+++ Supplied information
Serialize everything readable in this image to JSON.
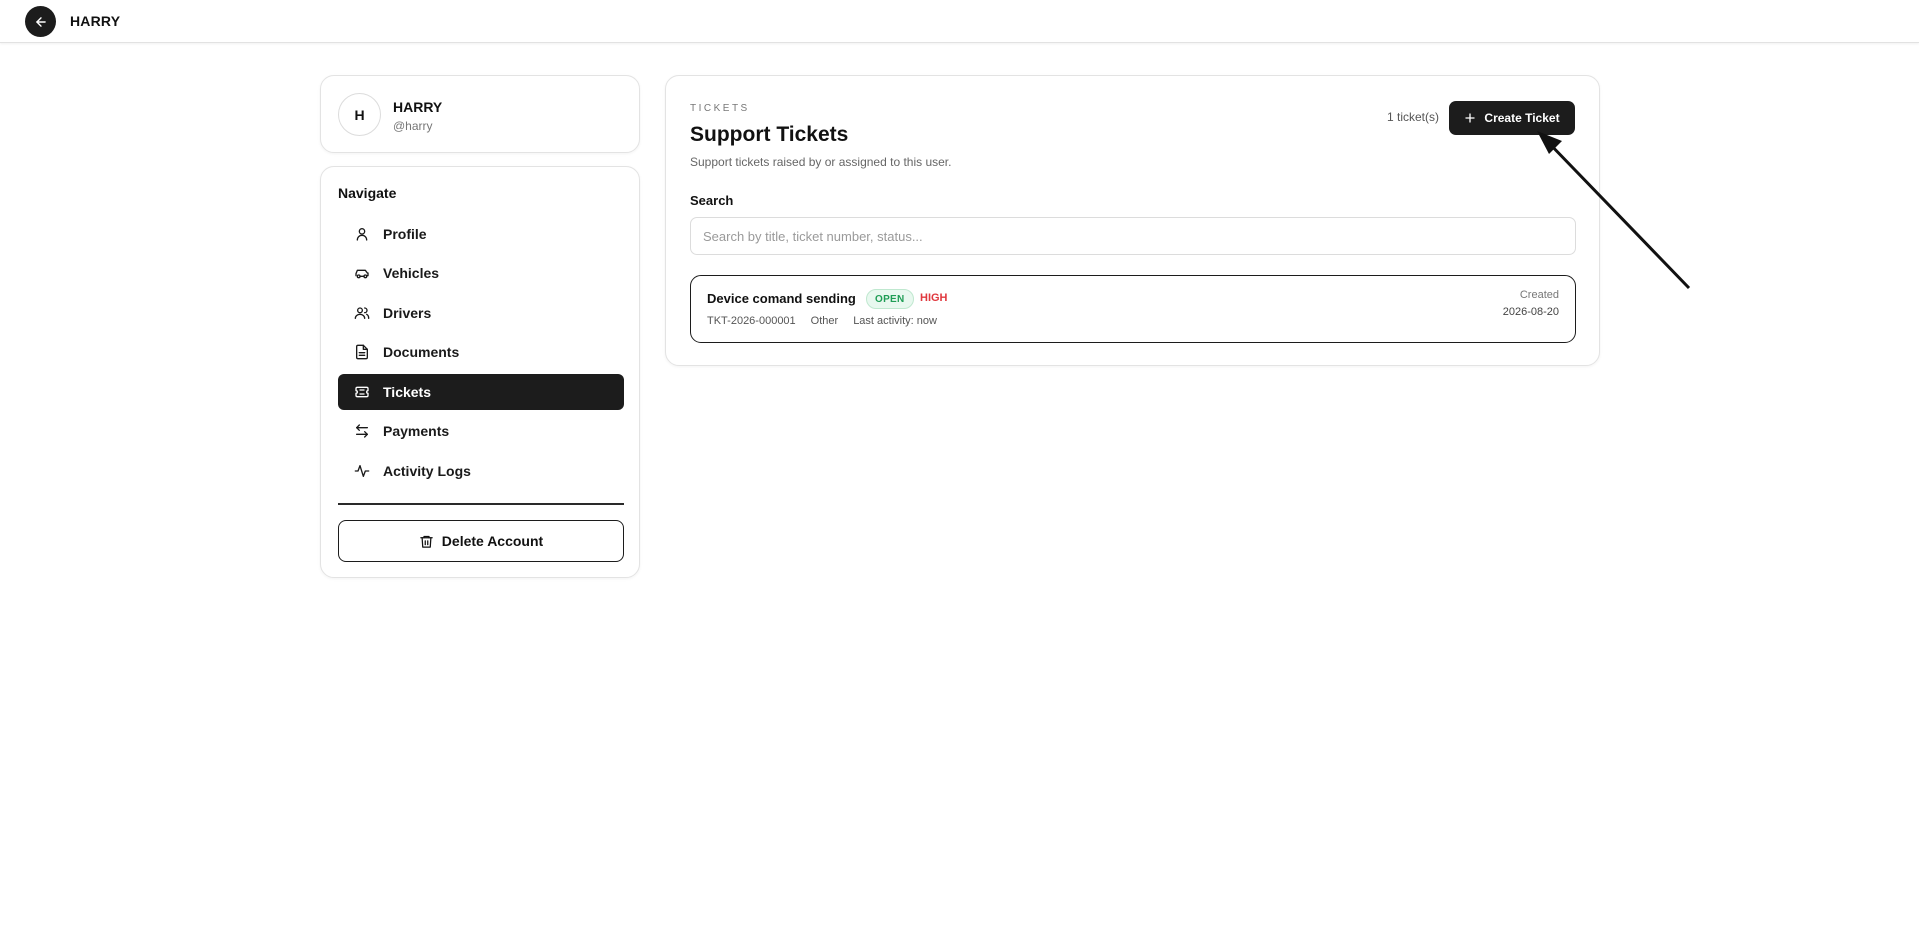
{
  "header": {
    "title": "HARRY",
    "back_icon": "arrow-left-icon"
  },
  "user": {
    "avatar_initial": "H",
    "name": "HARRY",
    "handle": "@harry"
  },
  "navigation": {
    "heading": "Navigate",
    "items": [
      {
        "label": "Profile",
        "icon": "user-icon",
        "active": false
      },
      {
        "label": "Vehicles",
        "icon": "car-icon",
        "active": false
      },
      {
        "label": "Drivers",
        "icon": "users-icon",
        "active": false
      },
      {
        "label": "Documents",
        "icon": "file-text-icon",
        "active": false
      },
      {
        "label": "Tickets",
        "icon": "ticket-icon",
        "active": true
      },
      {
        "label": "Payments",
        "icon": "arrows-swap-icon",
        "active": false
      },
      {
        "label": "Activity Logs",
        "icon": "activity-icon",
        "active": false
      }
    ],
    "delete_label": "Delete Account"
  },
  "tickets": {
    "eyebrow": "TICKETS",
    "title": "Support Tickets",
    "description": "Support tickets raised by or assigned to this user.",
    "count": "1 ticket(s)",
    "create_label": "Create Ticket",
    "search_label": "Search",
    "search_placeholder": "Search by title, ticket number, status...",
    "rows": [
      {
        "title": "Device comand sending",
        "status": "OPEN",
        "priority": "HIGH",
        "number": "TKT-2026-000001",
        "category": "Other",
        "last_activity": "Last activity: now",
        "created_label": "Created",
        "created_date": "2026-08-20"
      }
    ]
  },
  "colors": {
    "primary": "#1c1c1c",
    "status_open": "#1f9d55",
    "priority_high": "#e0383e"
  }
}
++++++
• Exercise goal: Find the lines above holding the word "number" and show them.

• Solution for this task:
    "search_placeholder": "Search by title, ticket number, status...",
        "number": "TKT-2026-000001",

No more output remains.